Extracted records

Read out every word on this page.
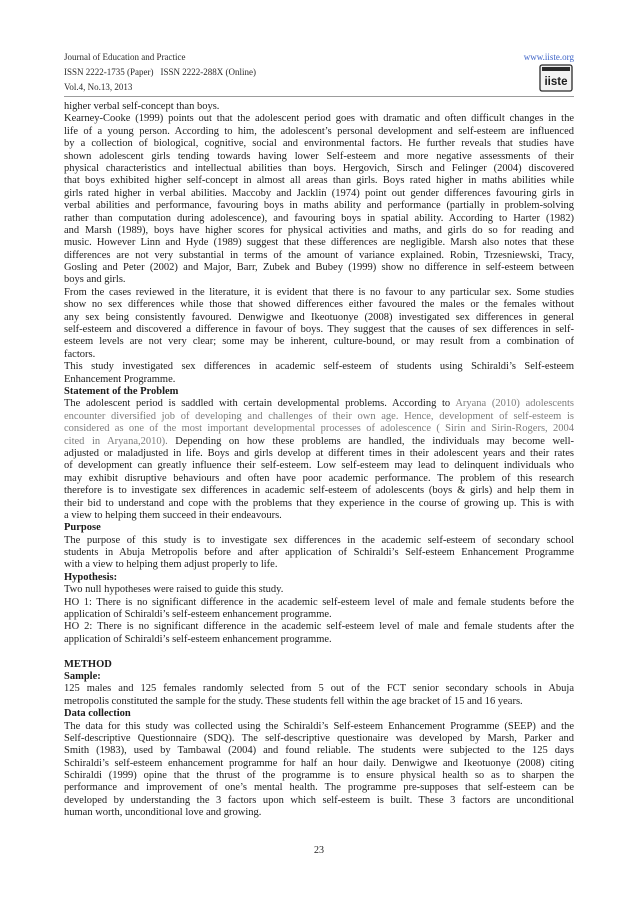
Journal of Education and Practice	www.iiste.org
ISSN 2222-1735 (Paper) ISSN 2222-288X (Online)
Vol.4, No.13, 2013	iiste
higher verbal self-concept than boys.
Kearney-Cooke (1999) points out that the adolescent period goes with dramatic and often difficult changes in the
life of a young person. According to him, the adolescent’s personal development and self-esteem are influenced
by a collection of biological, cognitive, social and environmental factors. He further reveals that studies have
shown adolescent girls tending towards having lower Self-esteem and more negative assessments of their
physical characteristics and intellectual abilities than boys. Hergovich, Sirsch and Felinger (2004) discovered
that boys exhibited higher self-concept in almost all areas than girls. Boys rated higher in maths abilities while
girls rated higher in verbal abilities. Maccoby and Jacklin (1974) point out gender differences favouring girls in
verbal abilities and performance, favouring boys in maths ability and performance (partially in problem-solving
rather than computation during adolescence), and favouring boys in spatial ability. According to Harter (1982)
and Marsh (1989), boys have higher scores for physical activities and maths, and girls do so for reading and
music. However Linn and Hyde (1989) suggest that these differences are negligible. Marsh also notes that these
differences are not very substantial in terms of the amount of variance explained. Robin, Trzesniewski, Tracy,
Gosling and Peter (2002) and Major, Barr, Zubek and Bubey (1999) show no difference in self-esteem between
boys and girls.
From the cases reviewed in the literature, it is evident that there is no favour to any particular sex. Some studies
show no sex differences while those that showed differences either favoured the males or the females without
any sex being consistently favoured. Denwigwe and Ikeotuonye (2008) investigated sex differences in general
self-esteem and discovered a difference in favour of boys. They suggest that the causes of sex differences in self-
esteem levels are not very clear; some may be inherent, culture-bound, or may result from a combination of
factors.
This study investigated sex differences in academic self-esteem of students using Schiraldi’s Self-esteem
Enhancement Programme.
Statement of the Problem
The adolescent period is saddled with certain developmental problems. According to Aryana (2010) adolescents
encounter diversified job of developing and challenges of their own age. Hence, development of self-esteem is
considered as one of the most important developmental processes of adolescence ( Sirin and Sirin-Rogers, 2004
cited in Aryana,2010). Depending on how these problems are handled, the individuals may become well-
adjusted or maladjusted in life. Boys and girls develop at different times in their adolescent years and their rates
of development can greatly influence their self-esteem. Low self-esteem may lead to delinquent individuals who
may exhibit disruptive behaviours and often have poor academic performance. The problem of this research
therefore is to investigate sex differences in academic self-esteem of adolescents (boys & girls) and help them in
their bid to understand and cope with the problems that they experience in the course of growing up. This is with
a view to helping them succeed in their endeavours.
Purpose
The purpose of this study is to investigate sex differences in the academic self-esteem of secondary school
students in Abuja Metropolis before and after application of Schiraldi’s Self-esteem Enhancement Programme
with a view to helping them adjust properly to life.
Hypothesis:
Two null hypotheses were raised to guide this study.
HO 1: There is no significant difference in the academic self-esteem level of male and female students before the
application of Schiraldi’s self-esteem enhancement programme.
HO 2: There is no significant difference in the academic self-esteem level of male and female students after the
application of Schiraldi’s self-esteem enhancement programme.
METHOD
Sample:
125 males and 125 females randomly selected from 5 out of the FCT senior secondary schools in Abuja
metropolis constituted the sample for the study. These students fell within the age bracket of 15 and 16 years.
Data collection
The data for this study was collected using the Schiraldi’s Self-esteem Enhancement Programme (SEEP) and the
Self-descriptive Questionnaire (SDQ). The self-descriptive questionaire was developed by Marsh, Parker and
Smith (1983), used by Tambawal (2004) and found reliable. The students were subjected to the 125 days
Schiraldi’s self-esteem enhancement programme for half an hour daily. Denwigwe and Ikeotuonye (2008) citing
Schiraldi (1999) opine that the thrust of the programme is to ensure physical health so as to sharpen the
performance and improvement of one’s mental health. The programme pre-supposes that self-esteem can be
developed by understanding the 3 factors upon which self-esteem is built. These 3 factors are unconditional
human worth, unconditional love and growing.
23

Task to complete:
Return each line of the data, keeping its wording exact and omitting pictures.

Solution for this problem:
Read out every word on this page.
Journal of Education and Practice	www.iiste.org
ISSN 2222-1735 (Paper) ISSN 2222-288X (Online)
Vol.4, No.13, 2013	iiste
higher verbal self-concept than boys.
Kearney-Cooke (1999) points out that the adolescent period goes with dramatic and often difficult changes in the
life of a young person. According to him, the adolescent’s personal development and self-esteem are influenced
by a collection of biological, cognitive, social and environmental factors. He further reveals that studies have
shown adolescent girls tending towards having lower Self-esteem and more negative assessments of their
physical characteristics and intellectual abilities than boys. Hergovich, Sirsch and Felinger (2004) discovered
that boys exhibited higher self-concept in almost all areas than girls. Boys rated higher in maths abilities while
girls rated higher in verbal abilities. Maccoby and Jacklin (1974) point out gender differences favouring girls in
verbal abilities and performance, favouring boys in maths ability and performance (partially in problem-solving
rather than computation during adolescence), and favouring boys in spatial ability. According to Harter (1982)
and Marsh (1989), boys have higher scores for physical activities and maths, and girls do so for reading and
music. However Linn and Hyde (1989) suggest that these differences are negligible. Marsh also notes that these
differences are not very substantial in terms of the amount of variance explained. Robin, Trzesniewski, Tracy,
Gosling and Peter (2002) and Major, Barr, Zubek and Bubey (1999) show no difference in self-esteem between
boys and girls.
From the cases reviewed in the literature, it is evident that there is no favour to any particular sex. Some studies
show no sex differences while those that showed differences either favoured the males or the females without
any sex being consistently favoured. Denwigwe and Ikeotuonye (2008) investigated sex differences in general
self-esteem and discovered a difference in favour of boys. They suggest that the causes of sex differences in self-
esteem levels are not very clear; some may be inherent, culture-bound, or may result from a combination of
factors.
This study investigated sex differences in academic self-esteem of students using Schiraldi’s Self-esteem
Enhancement Programme.
Statement of the Problem
The adolescent period is saddled with certain developmental problems. According to Aryana (2010) adolescents
encounter diversified job of developing and challenges of their own age. Hence, development of self-esteem is
considered as one of the most important developmental processes of adolescence ( Sirin and Sirin-Rogers, 2004
cited in Aryana,2010). Depending on how these problems are handled, the individuals may become well-
adjusted or maladjusted in life. Boys and girls develop at different times in their adolescent years and their rates
of development can greatly influence their self-esteem. Low self-esteem may lead to delinquent individuals who
may exhibit disruptive behaviours and often have poor academic performance. The problem of this research
therefore is to investigate sex differences in academic self-esteem of adolescents (boys & girls) and help them in
their bid to understand and cope with the problems that they experience in the course of growing up. This is with
a view to helping them succeed in their endeavours.
Purpose
The purpose of this study is to investigate sex differences in the academic self-esteem of secondary school
students in Abuja Metropolis before and after application of Schiraldi’s Self-esteem Enhancement Programme
with a view to helping them adjust properly to life.
Hypothesis:
Two null hypotheses were raised to guide this study.
HO 1: There is no significant difference in the academic self-esteem level of male and female students before the
application of Schiraldi’s self-esteem enhancement programme.
HO 2: There is no significant difference in the academic self-esteem level of male and female students after the
application of Schiraldi’s self-esteem enhancement programme.
METHOD
Sample:
125 males and 125 females randomly selected from 5 out of the FCT senior secondary schools in Abuja
metropolis constituted the sample for the study. These students fell within the age bracket of 15 and 16 years.
Data collection
The data for this study was collected using the Schiraldi’s Self-esteem Enhancement Programme (SEEP) and the
Self-descriptive Questionnaire (SDQ). The self-descriptive questionaire was developed by Marsh, Parker and
Smith (1983), used by Tambawal (2004) and found reliable. The students were subjected to the 125 days
Schiraldi’s self-esteem enhancement programme for half an hour daily. Denwigwe and Ikeotuonye (2008) citing
Schiraldi (1999) opine that the thrust of the programme is to ensure physical health so as to sharpen the
performance and improvement of one’s mental health. The programme pre-supposes that self-esteem can be
developed by understanding the 3 factors upon which self-esteem is built. These 3 factors are unconditional
human worth, unconditional love and growing.
23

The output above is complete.